>> Begin
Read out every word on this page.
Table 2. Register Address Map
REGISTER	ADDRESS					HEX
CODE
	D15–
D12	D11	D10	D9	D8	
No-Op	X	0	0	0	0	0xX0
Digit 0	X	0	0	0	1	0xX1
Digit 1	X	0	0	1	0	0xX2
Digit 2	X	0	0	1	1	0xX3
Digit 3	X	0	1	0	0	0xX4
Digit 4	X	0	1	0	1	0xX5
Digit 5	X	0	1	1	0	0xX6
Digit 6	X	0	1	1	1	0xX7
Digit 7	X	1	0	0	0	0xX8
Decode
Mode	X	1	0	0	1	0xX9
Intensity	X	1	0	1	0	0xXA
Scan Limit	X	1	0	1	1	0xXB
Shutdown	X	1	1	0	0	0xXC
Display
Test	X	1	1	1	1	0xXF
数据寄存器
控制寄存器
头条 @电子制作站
>> End
**Your task**
Read the entries and select each line where the word "Digit" is found.

**Final answer**
Digit 0	X	0	0	0	1	0xX1
Digit 1	X	0	0	1	0	0xX2
Digit 2	X	0	0	1	1	0xX3
Digit 3	X	0	1	0	0	0xX4
Digit 4	X	0	1	0	1	0xX5
Digit 5	X	0	1	1	0	0xX6
Digit 6	X	0	1	1	1	0xX7
Digit 7	X	1	0	0	0	0xX8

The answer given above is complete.